• [Exercise details] Make an exact copy of the entries below with the pictures removed.

• [Task input]
- - - -

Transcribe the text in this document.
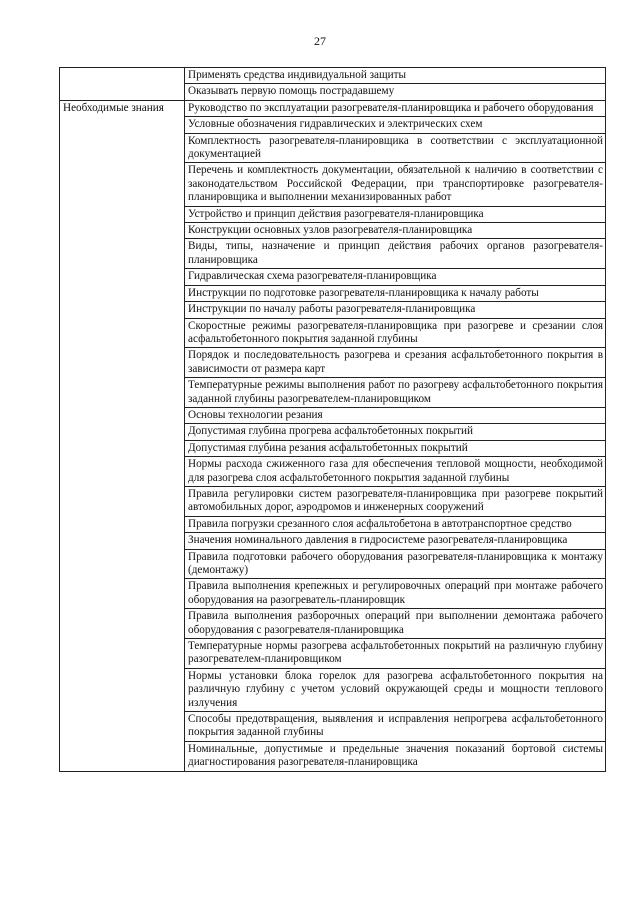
27
	Применять средства индивидуальной защиты
	Оказывать первую помощь пострадавшему
Необходимые знания	Руководство по эксплуатации разогревателя-планировщика и рабочего оборудования
	Условные обозначения гидравлических и электрических схем
	Комплектность разогревателя-планировщика в соответствии с эксплуатационной документацией
	Перечень и комплектность документации, обязательной к наличию в соответствии с законодательством Российской Федерации, при транспортировке разогревателя-планировщика и выполнении механизированных работ
	Устройство и принцип действия разогревателя-планировщика
	Конструкции основных узлов разогревателя-планировщика
	Виды, типы, назначение и принцип действия рабочих органов разогревателя-планировщика
	Гидравлическая схема разогревателя-планировщика
	Инструкции по подготовке разогревателя-планировщика к началу работы
	Инструкции по началу работы разогревателя-планировщика
	Скоростные режимы разогревателя-планировщика при разогреве и срезании слоя асфальтобетонного покрытия заданной глубины
	Порядок и последовательность разогрева и срезания асфальтобетонного покрытия в зависимости от размера карт
	Температурные режимы выполнения работ по разогреву асфальтобетонного покрытия заданной глубины разогревателем-планировщиком
	Основы технологии резания
	Допустимая глубина прогрева асфальтобетонных покрытий
	Допустимая глубина резания асфальтобетонных покрытий
	Нормы расхода сжиженного газа для обеспечения тепловой мощности, необходимой для разогрева слоя асфальтобетонного покрытия заданной глубины
	Правила регулировки систем разогревателя-планировщика при разогреве покрытий автомобильных дорог, аэродромов и инженерных сооружений
	Правила погрузки срезанного слоя асфальтобетона в автотранспортное средство
	Значения номинального давления в гидросистеме разогревателя-планировщика
	Правила подготовки рабочего оборудования разогревателя-планировщика к монтажу (демонтажу)
	Правила выполнения крепежных и регулировочных операций при монтаже рабочего оборудования на разогреватель-планировщик
	Правила выполнения разборочных операций при выполнении демонтажа рабочего оборудования с разогревателя-планировщика
	Температурные нормы разогрева асфальтобетонных покрытий на различную глубину разогревателем-планировщиком
	Нормы установки блока горелок для разогрева асфальтобетонного покрытия на различную глубину с учетом условий окружающей среды и мощности теплового излучения
	Способы предотвращения, выявления и исправления непрогрева асфальтобетонного покрытия заданной глубины
	Номинальные, допустимые и предельные значения показаний бортовой системы диагностирования разогревателя-планировщика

- - - -

• [Response to this exercise]
Transcribe the text in this document.
27
	Применять средства индивидуальной защиты
	Оказывать первую помощь пострадавшему
Необходимые знания	Руководство по эксплуатации разогревателя-планировщика и рабочего оборудования
	Условные обозначения гидравлических и электрических схем
	Комплектность разогревателя-планировщика в соответствии с эксплуатационной документацией
	Перечень и комплектность документации, обязательной к наличию в соответствии с законодательством Российской Федерации, при транспортировке разогревателя-планировщика и выполнении механизированных работ
	Устройство и принцип действия разогревателя-планировщика
	Конструкции основных узлов разогревателя-планировщика
	Виды, типы, назначение и принцип действия рабочих органов разогревателя-планировщика
	Гидравлическая схема разогревателя-планировщика
	Инструкции по подготовке разогревателя-планировщика к началу работы
	Инструкции по началу работы разогревателя-планировщика
	Скоростные режимы разогревателя-планировщика при разогреве и срезании слоя асфальтобетонного покрытия заданной глубины
	Порядок и последовательность разогрева и срезания асфальтобетонного покрытия в зависимости от размера карт
	Температурные режимы выполнения работ по разогреву асфальтобетонного покрытия заданной глубины разогревателем-планировщиком
	Основы технологии резания
	Допустимая глубина прогрева асфальтобетонных покрытий
	Допустимая глубина резания асфальтобетонных покрытий
	Нормы расхода сжиженного газа для обеспечения тепловой мощности, необходимой для разогрева слоя асфальтобетонного покрытия заданной глубины
	Правила регулировки систем разогревателя-планировщика при разогреве покрытий автомобильных дорог, аэродромов и инженерных сооружений
	Правила погрузки срезанного слоя асфальтобетона в автотранспортное средство
	Значения номинального давления в гидросистеме разогревателя-планировщика
	Правила подготовки рабочего оборудования разогревателя-планировщика к монтажу (демонтажу)
	Правила выполнения крепежных и регулировочных операций при монтаже рабочего оборудования на разогреватель-планировщик
	Правила выполнения разборочных операций при выполнении демонтажа рабочего оборудования с разогревателя-планировщика
	Температурные нормы разогрева асфальтобетонных покрытий на различную глубину разогревателем-планировщиком
	Нормы установки блока горелок для разогрева асфальтобетонного покрытия на различную глубину с учетом условий окружающей среды и мощности теплового излучения
	Способы предотвращения, выявления и исправления непрогрева асфальтобетонного покрытия заданной глубины
	Номинальные, допустимые и предельные значения показаний бортовой системы диагностирования разогревателя-планировщика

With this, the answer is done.